◆ Work instructions ◆
Copy every line from the material below that holds "name".

[begin Task material]

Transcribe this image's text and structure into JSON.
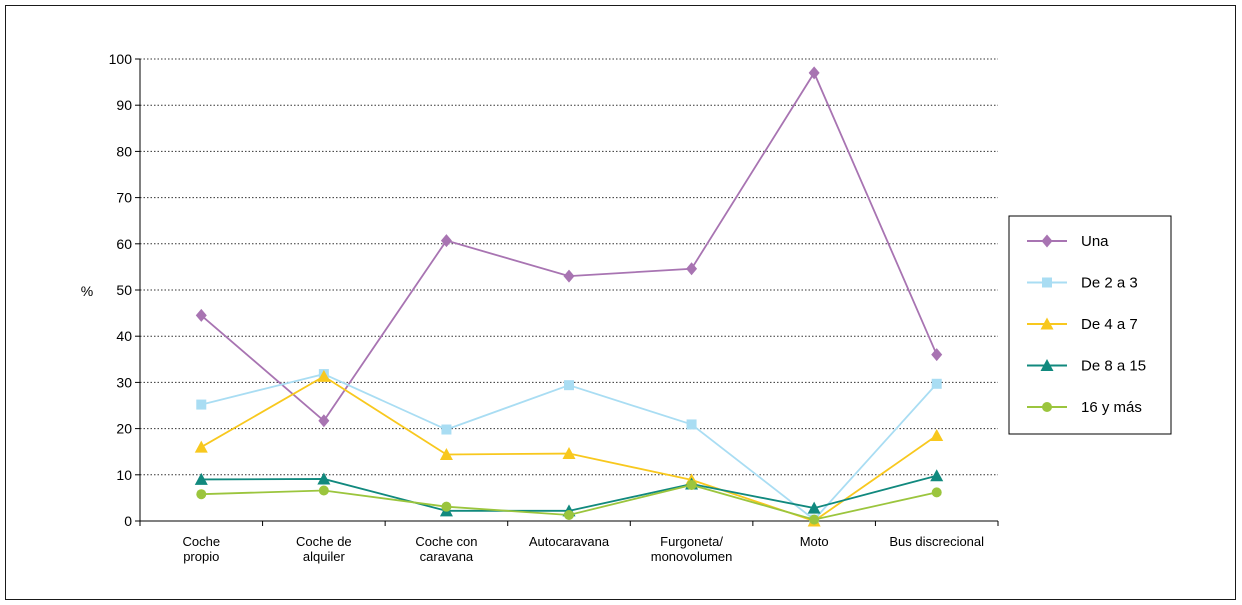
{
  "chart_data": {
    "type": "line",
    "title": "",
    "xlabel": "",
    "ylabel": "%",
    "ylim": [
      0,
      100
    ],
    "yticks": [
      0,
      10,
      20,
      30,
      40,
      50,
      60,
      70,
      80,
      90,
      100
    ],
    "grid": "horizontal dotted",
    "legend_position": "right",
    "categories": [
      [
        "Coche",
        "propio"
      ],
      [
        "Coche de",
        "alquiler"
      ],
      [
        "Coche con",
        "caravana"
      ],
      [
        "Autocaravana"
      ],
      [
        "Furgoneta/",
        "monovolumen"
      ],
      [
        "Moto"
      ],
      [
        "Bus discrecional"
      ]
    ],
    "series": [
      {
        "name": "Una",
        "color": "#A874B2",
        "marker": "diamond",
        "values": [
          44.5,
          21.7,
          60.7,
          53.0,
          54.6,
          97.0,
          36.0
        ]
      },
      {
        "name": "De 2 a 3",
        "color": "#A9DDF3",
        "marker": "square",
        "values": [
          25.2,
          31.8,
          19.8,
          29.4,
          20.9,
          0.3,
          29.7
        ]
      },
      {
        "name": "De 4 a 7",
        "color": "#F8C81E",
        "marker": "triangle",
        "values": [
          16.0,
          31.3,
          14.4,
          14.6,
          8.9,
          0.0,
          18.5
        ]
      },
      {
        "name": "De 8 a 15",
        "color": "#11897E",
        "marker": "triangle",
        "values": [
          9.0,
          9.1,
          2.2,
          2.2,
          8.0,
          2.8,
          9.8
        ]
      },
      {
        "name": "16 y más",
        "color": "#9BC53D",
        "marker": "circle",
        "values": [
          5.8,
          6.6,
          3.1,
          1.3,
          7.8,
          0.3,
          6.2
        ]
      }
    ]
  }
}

[end Task material]
[begin Task material]

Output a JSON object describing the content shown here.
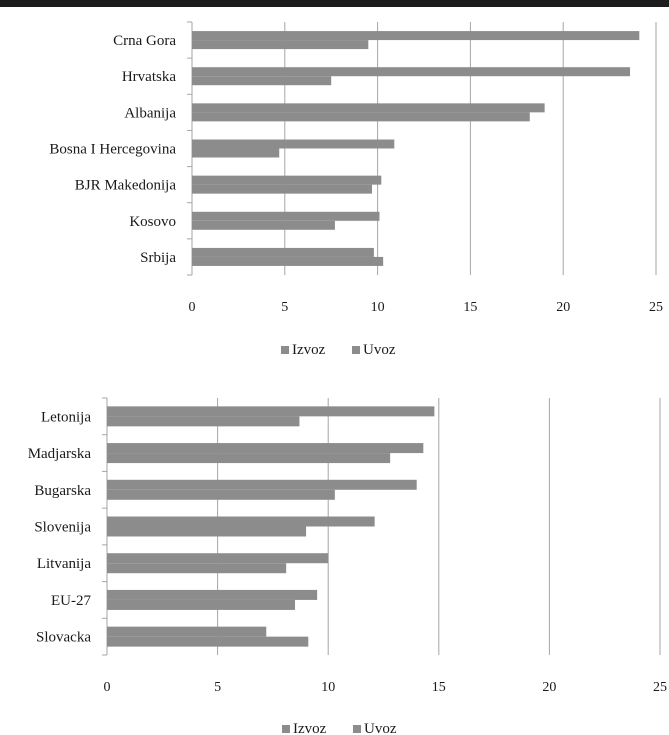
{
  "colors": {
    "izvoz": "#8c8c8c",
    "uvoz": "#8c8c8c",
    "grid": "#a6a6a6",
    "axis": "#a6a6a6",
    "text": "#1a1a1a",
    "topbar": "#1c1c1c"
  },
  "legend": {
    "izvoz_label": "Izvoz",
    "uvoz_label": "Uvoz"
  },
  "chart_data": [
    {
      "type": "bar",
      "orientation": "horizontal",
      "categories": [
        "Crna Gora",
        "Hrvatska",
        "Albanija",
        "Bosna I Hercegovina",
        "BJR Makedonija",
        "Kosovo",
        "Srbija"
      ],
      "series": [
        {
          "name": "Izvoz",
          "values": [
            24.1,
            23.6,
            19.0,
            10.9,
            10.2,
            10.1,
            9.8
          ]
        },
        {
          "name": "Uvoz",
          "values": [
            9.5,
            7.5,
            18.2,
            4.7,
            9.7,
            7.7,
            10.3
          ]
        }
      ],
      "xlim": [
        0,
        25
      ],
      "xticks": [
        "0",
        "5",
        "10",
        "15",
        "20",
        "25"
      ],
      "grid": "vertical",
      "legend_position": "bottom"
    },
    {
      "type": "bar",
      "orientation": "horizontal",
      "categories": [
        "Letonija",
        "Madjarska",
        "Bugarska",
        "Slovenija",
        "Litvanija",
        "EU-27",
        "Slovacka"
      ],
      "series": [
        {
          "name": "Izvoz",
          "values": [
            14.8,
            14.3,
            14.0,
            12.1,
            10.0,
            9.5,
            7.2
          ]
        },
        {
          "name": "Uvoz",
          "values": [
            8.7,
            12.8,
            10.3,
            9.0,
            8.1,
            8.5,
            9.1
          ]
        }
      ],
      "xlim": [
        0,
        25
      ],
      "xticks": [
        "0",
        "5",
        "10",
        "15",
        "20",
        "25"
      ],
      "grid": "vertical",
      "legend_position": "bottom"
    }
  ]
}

[end Task material]

◆ Final result ◆
        "name": "Una",
        "name": "De 2 a 3",
        "name": "De 4 a 7",
        "name": "De 8 a 15",
        "name": "16 y más",
          "name": "Izvoz",
          "name": "Uvoz",
          "name": "Izvoz",
          "name": "Uvoz",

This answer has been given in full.